§ STATED PROBLEM
Sort through the entries below and pull out lines containing the word "turbulence".

Figure contents as structured data
----------
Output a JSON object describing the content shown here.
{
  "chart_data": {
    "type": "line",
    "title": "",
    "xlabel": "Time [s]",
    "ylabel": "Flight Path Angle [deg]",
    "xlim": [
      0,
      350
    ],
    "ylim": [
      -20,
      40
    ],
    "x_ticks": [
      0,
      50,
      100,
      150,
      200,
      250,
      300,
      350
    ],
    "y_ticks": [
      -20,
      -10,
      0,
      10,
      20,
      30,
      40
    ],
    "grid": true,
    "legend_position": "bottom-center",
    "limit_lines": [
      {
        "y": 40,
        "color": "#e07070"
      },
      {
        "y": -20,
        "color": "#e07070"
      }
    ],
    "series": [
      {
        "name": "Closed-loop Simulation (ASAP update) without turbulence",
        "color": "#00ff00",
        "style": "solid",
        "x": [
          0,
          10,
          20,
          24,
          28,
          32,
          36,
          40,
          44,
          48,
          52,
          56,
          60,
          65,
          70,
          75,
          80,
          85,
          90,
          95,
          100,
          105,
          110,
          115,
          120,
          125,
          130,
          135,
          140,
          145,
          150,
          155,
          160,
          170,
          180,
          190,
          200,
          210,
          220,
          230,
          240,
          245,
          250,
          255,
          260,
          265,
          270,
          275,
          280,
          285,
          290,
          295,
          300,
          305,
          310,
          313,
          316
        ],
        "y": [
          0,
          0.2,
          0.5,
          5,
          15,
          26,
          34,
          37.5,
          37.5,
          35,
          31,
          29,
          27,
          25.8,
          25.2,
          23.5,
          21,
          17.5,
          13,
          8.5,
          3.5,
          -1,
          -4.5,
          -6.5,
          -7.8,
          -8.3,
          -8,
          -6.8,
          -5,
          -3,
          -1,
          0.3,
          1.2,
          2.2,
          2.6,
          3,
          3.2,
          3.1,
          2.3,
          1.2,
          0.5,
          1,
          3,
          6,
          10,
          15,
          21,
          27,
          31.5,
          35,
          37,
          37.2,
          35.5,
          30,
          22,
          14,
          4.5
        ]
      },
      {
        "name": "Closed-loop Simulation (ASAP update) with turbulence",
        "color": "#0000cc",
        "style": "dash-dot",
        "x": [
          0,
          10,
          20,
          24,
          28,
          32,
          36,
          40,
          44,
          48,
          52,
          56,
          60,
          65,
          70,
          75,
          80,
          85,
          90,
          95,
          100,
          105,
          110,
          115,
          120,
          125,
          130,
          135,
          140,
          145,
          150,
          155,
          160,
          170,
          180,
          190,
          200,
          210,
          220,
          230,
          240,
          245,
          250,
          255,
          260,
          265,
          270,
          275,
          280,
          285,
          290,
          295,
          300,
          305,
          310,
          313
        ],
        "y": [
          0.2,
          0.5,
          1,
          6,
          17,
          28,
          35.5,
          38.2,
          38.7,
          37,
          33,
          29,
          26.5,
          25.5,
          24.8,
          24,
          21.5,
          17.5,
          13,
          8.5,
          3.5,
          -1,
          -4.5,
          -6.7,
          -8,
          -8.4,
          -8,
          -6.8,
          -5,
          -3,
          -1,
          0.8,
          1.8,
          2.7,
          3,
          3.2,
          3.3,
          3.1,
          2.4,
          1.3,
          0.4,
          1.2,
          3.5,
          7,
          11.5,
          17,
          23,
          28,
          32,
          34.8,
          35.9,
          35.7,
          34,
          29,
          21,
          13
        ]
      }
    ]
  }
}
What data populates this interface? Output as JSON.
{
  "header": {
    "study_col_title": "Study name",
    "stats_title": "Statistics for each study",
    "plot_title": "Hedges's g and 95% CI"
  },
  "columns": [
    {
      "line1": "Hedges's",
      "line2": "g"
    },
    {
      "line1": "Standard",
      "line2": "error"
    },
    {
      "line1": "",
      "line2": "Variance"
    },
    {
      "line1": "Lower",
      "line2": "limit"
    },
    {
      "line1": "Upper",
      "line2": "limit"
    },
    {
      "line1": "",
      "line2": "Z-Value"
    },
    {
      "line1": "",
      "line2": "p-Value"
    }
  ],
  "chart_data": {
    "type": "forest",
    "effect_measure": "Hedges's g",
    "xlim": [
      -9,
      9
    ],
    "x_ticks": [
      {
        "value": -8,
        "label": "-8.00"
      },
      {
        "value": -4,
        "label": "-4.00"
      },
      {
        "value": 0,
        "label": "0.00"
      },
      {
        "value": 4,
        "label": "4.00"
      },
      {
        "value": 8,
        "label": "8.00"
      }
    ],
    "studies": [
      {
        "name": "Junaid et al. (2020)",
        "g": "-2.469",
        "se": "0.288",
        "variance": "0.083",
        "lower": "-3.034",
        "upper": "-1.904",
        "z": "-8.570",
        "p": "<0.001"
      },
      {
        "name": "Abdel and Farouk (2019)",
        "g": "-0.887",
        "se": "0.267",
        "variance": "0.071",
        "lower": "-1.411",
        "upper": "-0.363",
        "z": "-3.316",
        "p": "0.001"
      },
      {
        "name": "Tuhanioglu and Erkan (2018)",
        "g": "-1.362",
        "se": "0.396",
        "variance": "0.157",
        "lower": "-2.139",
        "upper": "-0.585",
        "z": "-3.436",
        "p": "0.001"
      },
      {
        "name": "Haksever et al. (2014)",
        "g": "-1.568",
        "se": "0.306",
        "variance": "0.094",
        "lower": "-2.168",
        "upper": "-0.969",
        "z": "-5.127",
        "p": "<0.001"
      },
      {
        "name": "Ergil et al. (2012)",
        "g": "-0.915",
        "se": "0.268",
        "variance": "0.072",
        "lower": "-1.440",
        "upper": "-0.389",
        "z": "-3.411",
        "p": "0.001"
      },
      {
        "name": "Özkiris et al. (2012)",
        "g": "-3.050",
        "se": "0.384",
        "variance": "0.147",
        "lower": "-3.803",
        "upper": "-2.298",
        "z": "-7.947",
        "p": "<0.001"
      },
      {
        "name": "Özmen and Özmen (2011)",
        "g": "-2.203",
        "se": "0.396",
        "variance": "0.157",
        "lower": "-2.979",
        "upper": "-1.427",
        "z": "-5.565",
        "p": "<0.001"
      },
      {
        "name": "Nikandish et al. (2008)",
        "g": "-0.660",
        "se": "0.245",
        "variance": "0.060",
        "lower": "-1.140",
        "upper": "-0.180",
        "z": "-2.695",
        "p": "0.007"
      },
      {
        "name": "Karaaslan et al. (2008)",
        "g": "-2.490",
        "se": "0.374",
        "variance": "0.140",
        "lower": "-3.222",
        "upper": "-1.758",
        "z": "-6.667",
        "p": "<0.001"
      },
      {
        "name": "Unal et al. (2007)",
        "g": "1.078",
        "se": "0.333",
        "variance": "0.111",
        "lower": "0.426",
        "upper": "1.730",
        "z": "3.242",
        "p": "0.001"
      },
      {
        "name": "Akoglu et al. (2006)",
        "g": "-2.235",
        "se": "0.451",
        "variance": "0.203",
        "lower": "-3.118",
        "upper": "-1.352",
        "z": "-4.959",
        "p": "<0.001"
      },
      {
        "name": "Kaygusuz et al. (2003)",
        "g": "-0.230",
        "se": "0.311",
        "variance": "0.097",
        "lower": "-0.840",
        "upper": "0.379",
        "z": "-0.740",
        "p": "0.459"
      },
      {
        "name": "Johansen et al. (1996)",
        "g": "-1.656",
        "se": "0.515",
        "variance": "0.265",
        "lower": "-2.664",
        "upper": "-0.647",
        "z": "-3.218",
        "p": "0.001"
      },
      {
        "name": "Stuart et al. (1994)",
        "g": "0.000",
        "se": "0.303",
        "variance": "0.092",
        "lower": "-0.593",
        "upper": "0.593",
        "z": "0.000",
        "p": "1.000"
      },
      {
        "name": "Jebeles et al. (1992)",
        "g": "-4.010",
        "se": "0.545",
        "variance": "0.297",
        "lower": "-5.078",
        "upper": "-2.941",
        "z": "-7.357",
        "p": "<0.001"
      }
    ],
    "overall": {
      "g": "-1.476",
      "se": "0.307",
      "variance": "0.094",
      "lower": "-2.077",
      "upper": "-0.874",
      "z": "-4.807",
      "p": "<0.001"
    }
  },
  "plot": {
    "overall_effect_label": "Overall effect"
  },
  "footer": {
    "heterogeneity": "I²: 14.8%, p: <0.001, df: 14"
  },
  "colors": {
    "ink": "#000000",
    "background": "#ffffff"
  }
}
----------
§ ANSWER FOR THIS EXERCISE
        "name": "Closed-loop Simulation (ASAP update) without turbulence",
        "name": "Closed-loop Simulation (ASAP update) with turbulence",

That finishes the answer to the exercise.